● **Task instructions**
Return the entries below in their exact form, leaving the pictures out.

==== Recorded information ====

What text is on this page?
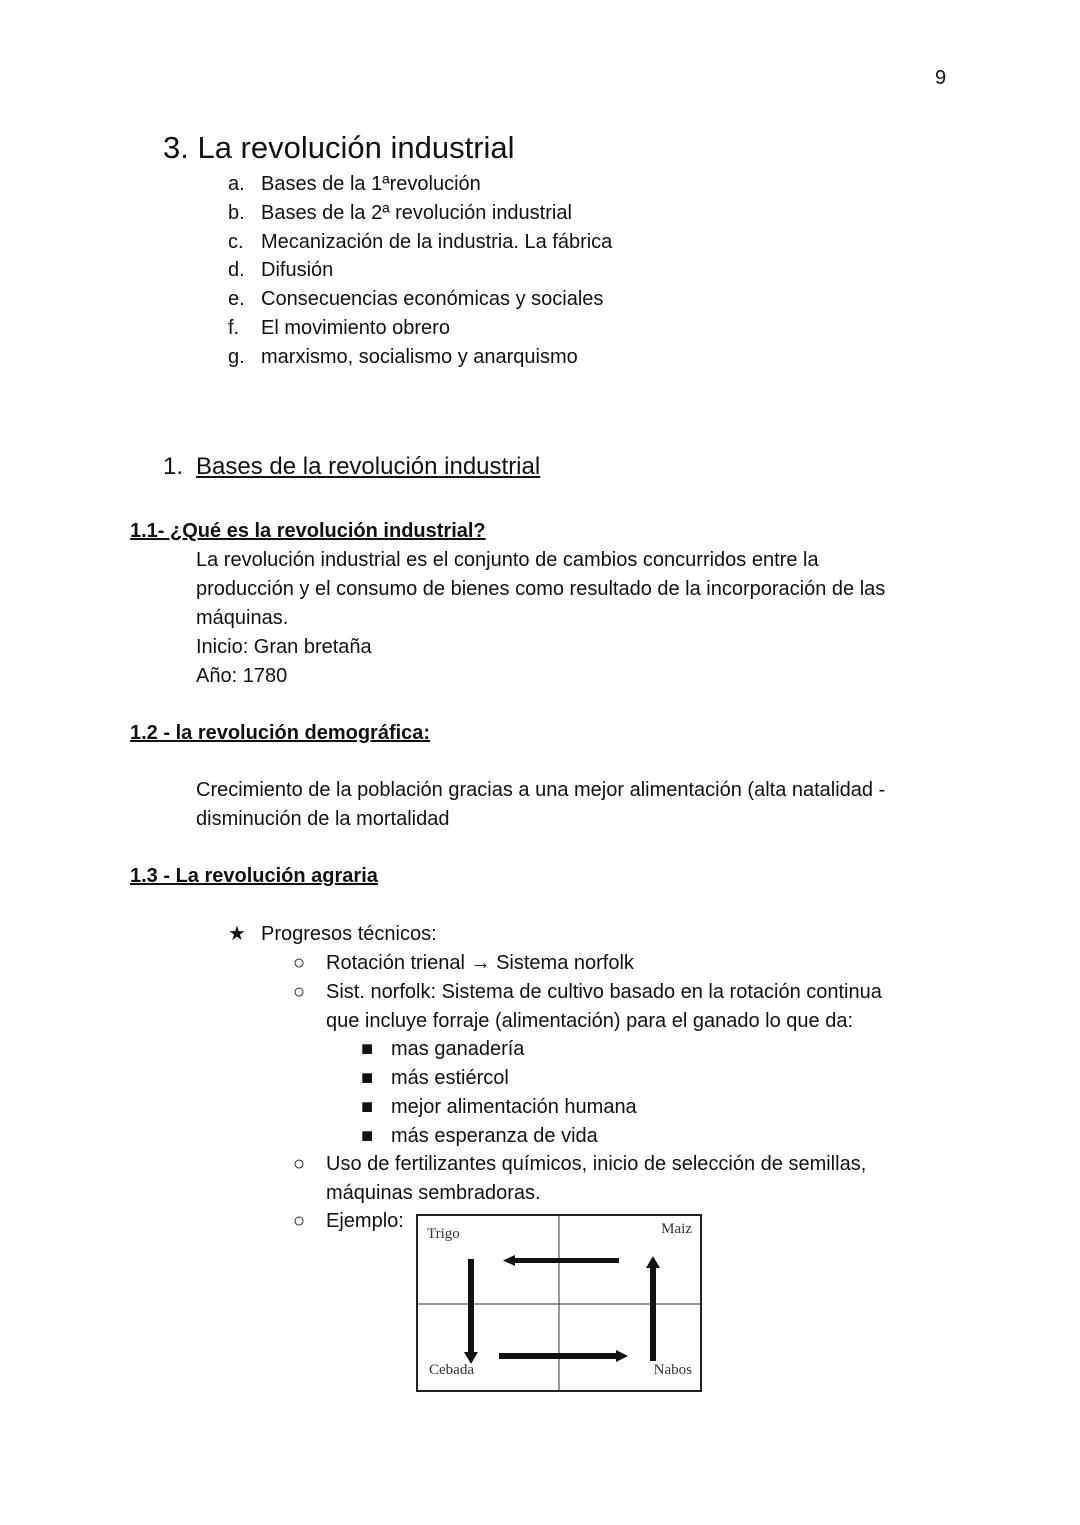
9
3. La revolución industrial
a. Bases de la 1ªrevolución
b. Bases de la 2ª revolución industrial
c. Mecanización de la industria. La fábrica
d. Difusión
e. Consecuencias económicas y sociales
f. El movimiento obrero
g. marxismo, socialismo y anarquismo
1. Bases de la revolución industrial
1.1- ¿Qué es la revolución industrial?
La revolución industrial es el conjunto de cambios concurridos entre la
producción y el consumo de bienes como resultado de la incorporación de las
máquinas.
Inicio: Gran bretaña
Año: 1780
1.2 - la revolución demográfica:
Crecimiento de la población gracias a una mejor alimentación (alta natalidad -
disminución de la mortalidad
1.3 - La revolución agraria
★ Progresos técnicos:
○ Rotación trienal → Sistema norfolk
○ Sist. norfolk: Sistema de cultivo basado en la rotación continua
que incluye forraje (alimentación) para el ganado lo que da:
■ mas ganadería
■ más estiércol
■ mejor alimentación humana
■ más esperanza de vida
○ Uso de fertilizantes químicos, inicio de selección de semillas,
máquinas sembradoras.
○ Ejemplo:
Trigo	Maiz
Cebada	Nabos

====

● **Response**
What text is on this page?
9
3. La revolución industrial
a. Bases de la 1ªrevolución
b. Bases de la 2ª revolución industrial
c. Mecanización de la industria. La fábrica
d. Difusión
e. Consecuencias económicas y sociales
f. El movimiento obrero
g. marxismo, socialismo y anarquismo
1. Bases de la revolución industrial
1.1- ¿Qué es la revolución industrial?
La revolución industrial es el conjunto de cambios concurridos entre la
producción y el consumo de bienes como resultado de la incorporación de las
máquinas.
Inicio: Gran bretaña
Año: 1780
1.2 - la revolución demográfica:
Crecimiento de la población gracias a una mejor alimentación (alta natalidad -
disminución de la mortalidad
1.3 - La revolución agraria
★ Progresos técnicos:
○ Rotación trienal → Sistema norfolk
○ Sist. norfolk: Sistema de cultivo basado en la rotación continua
que incluye forraje (alimentación) para el ganado lo que da:
■ mas ganadería
■ más estiércol
■ mejor alimentación humana
■ más esperanza de vida
○ Uso de fertilizantes químicos, inicio de selección de semillas,
máquinas sembradoras.
○ Ejemplo:
Trigo	Maiz
Cebada	Nabos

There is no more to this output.